- _STATED TASK_:
Each record below should be repeated precisely as written.

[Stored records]
.....

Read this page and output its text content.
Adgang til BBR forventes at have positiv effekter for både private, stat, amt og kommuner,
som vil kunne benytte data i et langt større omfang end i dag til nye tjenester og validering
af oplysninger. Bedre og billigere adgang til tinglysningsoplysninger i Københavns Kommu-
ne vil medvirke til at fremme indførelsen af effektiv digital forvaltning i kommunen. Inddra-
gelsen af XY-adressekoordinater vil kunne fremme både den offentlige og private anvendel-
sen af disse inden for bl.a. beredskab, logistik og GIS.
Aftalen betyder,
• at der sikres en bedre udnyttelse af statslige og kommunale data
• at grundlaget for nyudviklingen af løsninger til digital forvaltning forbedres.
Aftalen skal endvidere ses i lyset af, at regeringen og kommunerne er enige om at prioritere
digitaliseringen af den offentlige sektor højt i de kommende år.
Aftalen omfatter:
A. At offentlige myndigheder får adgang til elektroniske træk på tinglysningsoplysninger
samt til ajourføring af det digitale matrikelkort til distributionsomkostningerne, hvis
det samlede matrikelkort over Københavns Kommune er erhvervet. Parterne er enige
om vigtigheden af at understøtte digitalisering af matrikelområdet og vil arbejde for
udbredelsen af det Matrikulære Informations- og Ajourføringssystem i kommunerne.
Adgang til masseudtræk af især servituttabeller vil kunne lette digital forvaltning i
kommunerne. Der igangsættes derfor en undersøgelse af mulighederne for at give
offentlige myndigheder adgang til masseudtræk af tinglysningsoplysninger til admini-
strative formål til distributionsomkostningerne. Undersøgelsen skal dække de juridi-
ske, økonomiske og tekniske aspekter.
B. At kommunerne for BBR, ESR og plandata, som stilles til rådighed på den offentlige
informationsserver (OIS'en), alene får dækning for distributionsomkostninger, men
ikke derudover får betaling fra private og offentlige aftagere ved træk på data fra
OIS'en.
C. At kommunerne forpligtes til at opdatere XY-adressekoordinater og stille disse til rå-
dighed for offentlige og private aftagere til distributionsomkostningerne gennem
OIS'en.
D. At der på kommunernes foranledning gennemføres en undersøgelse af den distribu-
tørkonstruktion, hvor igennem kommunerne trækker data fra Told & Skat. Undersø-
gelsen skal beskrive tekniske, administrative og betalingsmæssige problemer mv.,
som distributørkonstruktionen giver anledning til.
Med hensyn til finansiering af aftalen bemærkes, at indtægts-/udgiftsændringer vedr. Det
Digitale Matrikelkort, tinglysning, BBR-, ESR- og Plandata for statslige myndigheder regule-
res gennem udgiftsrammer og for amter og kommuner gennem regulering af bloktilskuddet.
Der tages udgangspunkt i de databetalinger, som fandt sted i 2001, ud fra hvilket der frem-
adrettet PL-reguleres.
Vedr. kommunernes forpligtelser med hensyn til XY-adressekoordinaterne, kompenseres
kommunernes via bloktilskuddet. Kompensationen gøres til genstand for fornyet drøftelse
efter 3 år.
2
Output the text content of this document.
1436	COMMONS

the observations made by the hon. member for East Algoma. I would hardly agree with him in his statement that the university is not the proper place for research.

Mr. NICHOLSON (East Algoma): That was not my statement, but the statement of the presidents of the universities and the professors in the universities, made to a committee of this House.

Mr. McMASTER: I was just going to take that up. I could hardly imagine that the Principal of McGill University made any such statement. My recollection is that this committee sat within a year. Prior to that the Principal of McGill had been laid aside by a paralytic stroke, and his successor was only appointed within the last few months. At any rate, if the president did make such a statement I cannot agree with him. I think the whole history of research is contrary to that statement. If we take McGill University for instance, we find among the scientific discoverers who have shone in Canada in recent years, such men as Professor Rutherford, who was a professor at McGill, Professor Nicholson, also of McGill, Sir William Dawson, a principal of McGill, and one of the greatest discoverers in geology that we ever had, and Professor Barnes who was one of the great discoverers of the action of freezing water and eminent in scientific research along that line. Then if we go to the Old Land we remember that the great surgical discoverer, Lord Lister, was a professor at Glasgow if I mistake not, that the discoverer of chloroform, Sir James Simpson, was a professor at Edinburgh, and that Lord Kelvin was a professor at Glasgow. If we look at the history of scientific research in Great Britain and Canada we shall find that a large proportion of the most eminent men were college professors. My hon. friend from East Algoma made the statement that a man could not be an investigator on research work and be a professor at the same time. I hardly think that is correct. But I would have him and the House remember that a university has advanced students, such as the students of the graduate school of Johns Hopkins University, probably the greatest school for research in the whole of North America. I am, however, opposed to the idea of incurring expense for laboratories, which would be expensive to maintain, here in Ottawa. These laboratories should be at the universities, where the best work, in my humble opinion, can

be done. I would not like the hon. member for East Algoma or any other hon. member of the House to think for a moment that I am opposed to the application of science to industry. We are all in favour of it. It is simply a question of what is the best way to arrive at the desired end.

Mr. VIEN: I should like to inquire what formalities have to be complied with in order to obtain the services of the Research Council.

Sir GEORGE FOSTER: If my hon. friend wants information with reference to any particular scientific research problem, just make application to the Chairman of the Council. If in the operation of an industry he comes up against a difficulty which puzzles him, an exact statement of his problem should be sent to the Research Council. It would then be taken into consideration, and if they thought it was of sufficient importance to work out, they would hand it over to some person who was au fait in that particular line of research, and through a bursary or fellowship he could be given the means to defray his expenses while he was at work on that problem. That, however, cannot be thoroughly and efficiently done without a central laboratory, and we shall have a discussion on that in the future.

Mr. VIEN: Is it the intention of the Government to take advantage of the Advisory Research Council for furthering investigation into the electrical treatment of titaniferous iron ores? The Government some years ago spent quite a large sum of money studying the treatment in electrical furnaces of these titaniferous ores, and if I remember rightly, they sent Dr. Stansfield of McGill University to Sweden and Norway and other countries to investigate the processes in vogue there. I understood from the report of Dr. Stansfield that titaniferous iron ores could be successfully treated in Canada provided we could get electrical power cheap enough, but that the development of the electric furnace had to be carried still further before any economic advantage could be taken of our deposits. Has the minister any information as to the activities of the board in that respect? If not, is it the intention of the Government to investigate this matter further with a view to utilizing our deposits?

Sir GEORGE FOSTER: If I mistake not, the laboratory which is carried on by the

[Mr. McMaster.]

.....

- _IN RESPONSE_:
Read this page and output its text content.
Adgang til BBR forventes at have positiv effekter for både private, stat, amt og kommuner,
som vil kunne benytte data i et langt større omfang end i dag til nye tjenester og validering
af oplysninger. Bedre og billigere adgang til tinglysningsoplysninger i Københavns Kommu-
ne vil medvirke til at fremme indførelsen af effektiv digital forvaltning i kommunen. Inddra-
gelsen af XY-adressekoordinater vil kunne fremme både den offentlige og private anvendel-
sen af disse inden for bl.a. beredskab, logistik og GIS.
Aftalen betyder,
• at der sikres en bedre udnyttelse af statslige og kommunale data
• at grundlaget for nyudviklingen af løsninger til digital forvaltning forbedres.
Aftalen skal endvidere ses i lyset af, at regeringen og kommunerne er enige om at prioritere
digitaliseringen af den offentlige sektor højt i de kommende år.
Aftalen omfatter:
A. At offentlige myndigheder får adgang til elektroniske træk på tinglysningsoplysninger
samt til ajourføring af det digitale matrikelkort til distributionsomkostningerne, hvis
det samlede matrikelkort over Københavns Kommune er erhvervet. Parterne er enige
om vigtigheden af at understøtte digitalisering af matrikelområdet og vil arbejde for
udbredelsen af det Matrikulære Informations- og Ajourføringssystem i kommunerne.
Adgang til masseudtræk af især servituttabeller vil kunne lette digital forvaltning i
kommunerne. Der igangsættes derfor en undersøgelse af mulighederne for at give
offentlige myndigheder adgang til masseudtræk af tinglysningsoplysninger til admini-
strative formål til distributionsomkostningerne. Undersøgelsen skal dække de juridi-
ske, økonomiske og tekniske aspekter.
B. At kommunerne for BBR, ESR og plandata, som stilles til rådighed på den offentlige
informationsserver (OIS'en), alene får dækning for distributionsomkostninger, men
ikke derudover får betaling fra private og offentlige aftagere ved træk på data fra
OIS'en.
C. At kommunerne forpligtes til at opdatere XY-adressekoordinater og stille disse til rå-
dighed for offentlige og private aftagere til distributionsomkostningerne gennem
OIS'en.
D. At der på kommunernes foranledning gennemføres en undersøgelse af den distribu-
tørkonstruktion, hvor igennem kommunerne trækker data fra Told & Skat. Undersø-
gelsen skal beskrive tekniske, administrative og betalingsmæssige problemer mv.,
som distributørkonstruktionen giver anledning til.
Med hensyn til finansiering af aftalen bemærkes, at indtægts-/udgiftsændringer vedr. Det
Digitale Matrikelkort, tinglysning, BBR-, ESR- og Plandata for statslige myndigheder regule-
res gennem udgiftsrammer og for amter og kommuner gennem regulering af bloktilskuddet.
Der tages udgangspunkt i de databetalinger, som fandt sted i 2001, ud fra hvilket der frem-
adrettet PL-reguleres.
Vedr. kommunernes forpligtelser med hensyn til XY-adressekoordinaterne, kompenseres
kommunernes via bloktilskuddet. Kompensationen gøres til genstand for fornyet drøftelse
efter 3 år.
2
Output the text content of this document.
1436	COMMONS

the observations made by the hon. member for East Algoma. I would hardly agree with him in his statement that the university is not the proper place for research.

Mr. NICHOLSON (East Algoma): That was not my statement, but the statement of the presidents of the universities and the professors in the universities, made to a committee of this House.

Mr. McMASTER: I was just going to take that up. I could hardly imagine that the Principal of McGill University made any such statement. My recollection is that this committee sat within a year. Prior to that the Principal of McGill had been laid aside by a paralytic stroke, and his successor was only appointed within the last few months. At any rate, if the president did make such a statement I cannot agree with him. I think the whole history of research is contrary to that statement. If we take McGill University for instance, we find among the scientific discoverers who have shone in Canada in recent years, such men as Professor Rutherford, who was a professor at McGill, Professor Nicholson, also of McGill, Sir William Dawson, a principal of McGill, and one of the greatest discoverers in geology that we ever had, and Professor Barnes who was one of the great discoverers of the action of freezing water and eminent in scientific research along that line. Then if we go to the Old Land we remember that the great surgical discoverer, Lord Lister, was a professor at Glasgow if I mistake not, that the discoverer of chloroform, Sir James Simpson, was a professor at Edinburgh, and that Lord Kelvin was a professor at Glasgow. If we look at the history of scientific research in Great Britain and Canada we shall find that a large proportion of the most eminent men were college professors. My hon. friend from East Algoma made the statement that a man could not be an investigator on research work and be a professor at the same time. I hardly think that is correct. But I would have him and the House remember that a university has advanced students, such as the students of the graduate school of Johns Hopkins University, probably the greatest school for research in the whole of North America. I am, however, opposed to the idea of incurring expense for laboratories, which would be expensive to maintain, here in Ottawa. These laboratories should be at the universities, where the best work, in my humble opinion, can

be done. I would not like the hon. member for East Algoma or any other hon. member of the House to think for a moment that I am opposed to the application of science to industry. We are all in favour of it. It is simply a question of what is the best way to arrive at the desired end.

Mr. VIEN: I should like to inquire what formalities have to be complied with in order to obtain the services of the Research Council.

Sir GEORGE FOSTER: If my hon. friend wants information with reference to any particular scientific research problem, just make application to the Chairman of the Council. If in the operation of an industry he comes up against a difficulty which puzzles him, an exact statement of his problem should be sent to the Research Council. It would then be taken into consideration, and if they thought it was of sufficient importance to work out, they would hand it over to some person who was au fait in that particular line of research, and through a bursary or fellowship he could be given the means to defray his expenses while he was at work on that problem. That, however, cannot be thoroughly and efficiently done without a central laboratory, and we shall have a discussion on that in the future.

Mr. VIEN: Is it the intention of the Government to take advantage of the Advisory Research Council for furthering investigation into the electrical treatment of titaniferous iron ores? The Government some years ago spent quite a large sum of money studying the treatment in electrical furnaces of these titaniferous ores, and if I remember rightly, they sent Dr. Stansfield of McGill University to Sweden and Norway and other countries to investigate the processes in vogue there. I understood from the report of Dr. Stansfield that titaniferous iron ores could be successfully treated in Canada provided we could get electrical power cheap enough, but that the development of the electric furnace had to be carried still further before any economic advantage could be taken of our deposits. Has the minister any information as to the activities of the board in that respect? If not, is it the intention of the Government to investigate this matter further with a view to utilizing our deposits?

Sir GEORGE FOSTER: If I mistake not, the laboratory which is carried on by the

[Mr. McMaster.]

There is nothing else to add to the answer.